## WHAT YOU HAVE TO DO
Each entry should be quoted word for word, including every mark of punctuation.

## Recorded data
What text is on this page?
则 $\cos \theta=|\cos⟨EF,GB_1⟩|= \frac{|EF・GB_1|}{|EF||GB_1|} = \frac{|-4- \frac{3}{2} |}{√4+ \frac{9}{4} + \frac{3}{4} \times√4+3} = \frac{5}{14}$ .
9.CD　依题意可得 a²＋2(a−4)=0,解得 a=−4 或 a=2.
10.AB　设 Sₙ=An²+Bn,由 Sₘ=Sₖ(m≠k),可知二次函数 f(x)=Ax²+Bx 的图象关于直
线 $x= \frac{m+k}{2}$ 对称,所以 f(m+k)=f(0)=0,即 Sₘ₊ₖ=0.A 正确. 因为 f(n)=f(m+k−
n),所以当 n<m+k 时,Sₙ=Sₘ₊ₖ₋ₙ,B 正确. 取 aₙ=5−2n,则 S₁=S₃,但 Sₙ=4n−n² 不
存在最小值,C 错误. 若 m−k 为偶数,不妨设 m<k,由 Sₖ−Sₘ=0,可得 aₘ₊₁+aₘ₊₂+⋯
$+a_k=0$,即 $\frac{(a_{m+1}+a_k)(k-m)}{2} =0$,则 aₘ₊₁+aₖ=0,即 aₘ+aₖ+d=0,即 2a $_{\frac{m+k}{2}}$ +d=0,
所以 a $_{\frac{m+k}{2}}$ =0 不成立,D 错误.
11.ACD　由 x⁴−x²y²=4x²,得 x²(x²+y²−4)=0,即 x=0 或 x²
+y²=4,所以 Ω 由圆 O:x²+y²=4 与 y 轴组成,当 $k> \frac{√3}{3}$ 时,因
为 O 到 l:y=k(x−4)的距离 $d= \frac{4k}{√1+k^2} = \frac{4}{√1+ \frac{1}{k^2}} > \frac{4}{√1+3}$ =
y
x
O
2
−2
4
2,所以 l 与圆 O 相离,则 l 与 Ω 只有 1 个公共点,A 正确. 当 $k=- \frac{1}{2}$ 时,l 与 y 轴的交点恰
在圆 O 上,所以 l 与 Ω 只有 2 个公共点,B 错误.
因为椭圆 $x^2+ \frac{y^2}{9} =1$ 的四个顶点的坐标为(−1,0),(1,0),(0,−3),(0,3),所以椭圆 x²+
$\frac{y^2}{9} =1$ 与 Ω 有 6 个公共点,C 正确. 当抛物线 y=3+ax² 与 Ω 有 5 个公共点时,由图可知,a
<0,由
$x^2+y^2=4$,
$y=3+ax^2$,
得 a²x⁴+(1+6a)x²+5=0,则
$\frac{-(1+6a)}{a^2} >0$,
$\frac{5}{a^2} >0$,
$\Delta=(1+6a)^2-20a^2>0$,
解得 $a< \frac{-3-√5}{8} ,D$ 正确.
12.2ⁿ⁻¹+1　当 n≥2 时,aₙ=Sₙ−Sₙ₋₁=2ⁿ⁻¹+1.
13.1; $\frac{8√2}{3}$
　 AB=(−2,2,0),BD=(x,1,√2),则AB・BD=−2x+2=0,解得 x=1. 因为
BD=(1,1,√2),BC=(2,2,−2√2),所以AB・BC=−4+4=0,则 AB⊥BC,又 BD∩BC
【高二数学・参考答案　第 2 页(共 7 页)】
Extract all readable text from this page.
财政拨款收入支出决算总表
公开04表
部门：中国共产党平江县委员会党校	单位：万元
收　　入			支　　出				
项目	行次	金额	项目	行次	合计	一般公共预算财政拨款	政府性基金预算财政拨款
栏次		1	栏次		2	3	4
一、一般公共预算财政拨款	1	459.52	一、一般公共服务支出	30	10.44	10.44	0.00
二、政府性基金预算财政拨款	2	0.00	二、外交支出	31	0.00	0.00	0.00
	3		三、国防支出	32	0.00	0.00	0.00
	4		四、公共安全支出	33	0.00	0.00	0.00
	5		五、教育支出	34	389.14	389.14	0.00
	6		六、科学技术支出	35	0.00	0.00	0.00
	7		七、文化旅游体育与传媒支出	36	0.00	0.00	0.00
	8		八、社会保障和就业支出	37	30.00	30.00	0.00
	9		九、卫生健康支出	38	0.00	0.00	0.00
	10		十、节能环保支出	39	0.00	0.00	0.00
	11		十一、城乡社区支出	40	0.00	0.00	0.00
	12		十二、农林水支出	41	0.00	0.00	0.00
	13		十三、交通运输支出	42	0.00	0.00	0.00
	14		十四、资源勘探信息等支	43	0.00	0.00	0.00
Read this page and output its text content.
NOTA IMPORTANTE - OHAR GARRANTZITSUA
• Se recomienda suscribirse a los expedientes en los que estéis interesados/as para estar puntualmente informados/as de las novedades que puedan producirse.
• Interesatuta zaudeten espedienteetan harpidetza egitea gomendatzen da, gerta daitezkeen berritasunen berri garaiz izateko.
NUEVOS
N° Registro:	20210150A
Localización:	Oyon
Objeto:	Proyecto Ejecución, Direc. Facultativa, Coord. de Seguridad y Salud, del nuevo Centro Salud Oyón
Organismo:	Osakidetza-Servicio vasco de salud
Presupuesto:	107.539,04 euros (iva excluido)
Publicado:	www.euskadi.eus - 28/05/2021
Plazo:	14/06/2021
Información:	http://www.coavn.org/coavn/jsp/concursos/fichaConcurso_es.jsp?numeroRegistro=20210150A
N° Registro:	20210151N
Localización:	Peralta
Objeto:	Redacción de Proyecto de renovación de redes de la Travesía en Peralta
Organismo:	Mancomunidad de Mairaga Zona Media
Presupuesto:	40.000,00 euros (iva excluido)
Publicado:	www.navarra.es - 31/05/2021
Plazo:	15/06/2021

## IN RESPONSE
What text is on this page?
则 $\cos \theta=|\cos⟨EF,GB_1⟩|= \frac{|EF・GB_1|}{|EF||GB_1|} = \frac{|-4- \frac{3}{2} |}{√4+ \frac{9}{4} + \frac{3}{4} \times√4+3} = \frac{5}{14}$ .
9.CD　依题意可得 a²＋2(a−4)=0,解得 a=−4 或 a=2.
10.AB　设 Sₙ=An²+Bn,由 Sₘ=Sₖ(m≠k),可知二次函数 f(x)=Ax²+Bx 的图象关于直
线 $x= \frac{m+k}{2}$ 对称,所以 f(m+k)=f(0)=0,即 Sₘ₊ₖ=0.A 正确. 因为 f(n)=f(m+k−
n),所以当 n<m+k 时,Sₙ=Sₘ₊ₖ₋ₙ,B 正确. 取 aₙ=5−2n,则 S₁=S₃,但 Sₙ=4n−n² 不
存在最小值,C 错误. 若 m−k 为偶数,不妨设 m<k,由 Sₖ−Sₘ=0,可得 aₘ₊₁+aₘ₊₂+⋯
$+a_k=0$,即 $\frac{(a_{m+1}+a_k)(k-m)}{2} =0$,则 aₘ₊₁+aₖ=0,即 aₘ+aₖ+d=0,即 2a $_{\frac{m+k}{2}}$ +d=0,
所以 a $_{\frac{m+k}{2}}$ =0 不成立,D 错误.
11.ACD　由 x⁴−x²y²=4x²,得 x²(x²+y²−4)=0,即 x=0 或 x²
+y²=4,所以 Ω 由圆 O:x²+y²=4 与 y 轴组成,当 $k> \frac{√3}{3}$ 时,因
为 O 到 l:y=k(x−4)的距离 $d= \frac{4k}{√1+k^2} = \frac{4}{√1+ \frac{1}{k^2}} > \frac{4}{√1+3}$ =
y
x
O
2
−2
4
2,所以 l 与圆 O 相离,则 l 与 Ω 只有 1 个公共点,A 正确. 当 $k=- \frac{1}{2}$ 时,l 与 y 轴的交点恰
在圆 O 上,所以 l 与 Ω 只有 2 个公共点,B 错误.
因为椭圆 $x^2+ \frac{y^2}{9} =1$ 的四个顶点的坐标为(−1,0),(1,0),(0,−3),(0,3),所以椭圆 x²+
$\frac{y^2}{9} =1$ 与 Ω 有 6 个公共点,C 正确. 当抛物线 y=3+ax² 与 Ω 有 5 个公共点时,由图可知,a
<0,由
$x^2+y^2=4$,
$y=3+ax^2$,
得 a²x⁴+(1+6a)x²+5=0,则
$\frac{-(1+6a)}{a^2} >0$,
$\frac{5}{a^2} >0$,
$\Delta=(1+6a)^2-20a^2>0$,
解得 $a< \frac{-3-√5}{8} ,D$ 正确.
12.2ⁿ⁻¹+1　当 n≥2 时,aₙ=Sₙ−Sₙ₋₁=2ⁿ⁻¹+1.
13.1; $\frac{8√2}{3}$
　 AB=(−2,2,0),BD=(x,1,√2),则AB・BD=−2x+2=0,解得 x=1. 因为
BD=(1,1,√2),BC=(2,2,−2√2),所以AB・BC=−4+4=0,则 AB⊥BC,又 BD∩BC
【高二数学・参考答案　第 2 页(共 7 页)】
Extract all readable text from this page.
财政拨款收入支出决算总表
公开04表
部门：中国共产党平江县委员会党校	单位：万元
收　　入			支　　出				
项目	行次	金额	项目	行次	合计	一般公共预算财政拨款	政府性基金预算财政拨款
栏次		1	栏次		2	3	4
一、一般公共预算财政拨款	1	459.52	一、一般公共服务支出	30	10.44	10.44	0.00
二、政府性基金预算财政拨款	2	0.00	二、外交支出	31	0.00	0.00	0.00
	3		三、国防支出	32	0.00	0.00	0.00
	4		四、公共安全支出	33	0.00	0.00	0.00
	5		五、教育支出	34	389.14	389.14	0.00
	6		六、科学技术支出	35	0.00	0.00	0.00
	7		七、文化旅游体育与传媒支出	36	0.00	0.00	0.00
	8		八、社会保障和就业支出	37	30.00	30.00	0.00
	9		九、卫生健康支出	38	0.00	0.00	0.00
	10		十、节能环保支出	39	0.00	0.00	0.00
	11		十一、城乡社区支出	40	0.00	0.00	0.00
	12		十二、农林水支出	41	0.00	0.00	0.00
	13		十三、交通运输支出	42	0.00	0.00	0.00
	14		十四、资源勘探信息等支	43	0.00	0.00	0.00
Read this page and output its text content.
NOTA IMPORTANTE - OHAR GARRANTZITSUA
• Se recomienda suscribirse a los expedientes en los que estéis interesados/as para estar puntualmente informados/as de las novedades que puedan producirse.
• Interesatuta zaudeten espedienteetan harpidetza egitea gomendatzen da, gerta daitezkeen berritasunen berri garaiz izateko.
NUEVOS
N° Registro:	20210150A
Localización:	Oyon
Objeto:	Proyecto Ejecución, Direc. Facultativa, Coord. de Seguridad y Salud, del nuevo Centro Salud Oyón
Organismo:	Osakidetza-Servicio vasco de salud
Presupuesto:	107.539,04 euros (iva excluido)
Publicado:	www.euskadi.eus - 28/05/2021
Plazo:	14/06/2021
Información:	http://www.coavn.org/coavn/jsp/concursos/fichaConcurso_es.jsp?numeroRegistro=20210150A
N° Registro:	20210151N
Localización:	Peralta
Objeto:	Redacción de Proyecto de renovación de redes de la Travesía en Peralta
Organismo:	Mancomunidad de Mairaga Zona Media
Presupuesto:	40.000,00 euros (iva excluido)
Publicado:	www.navarra.es - 31/05/2021
Plazo:	15/06/2021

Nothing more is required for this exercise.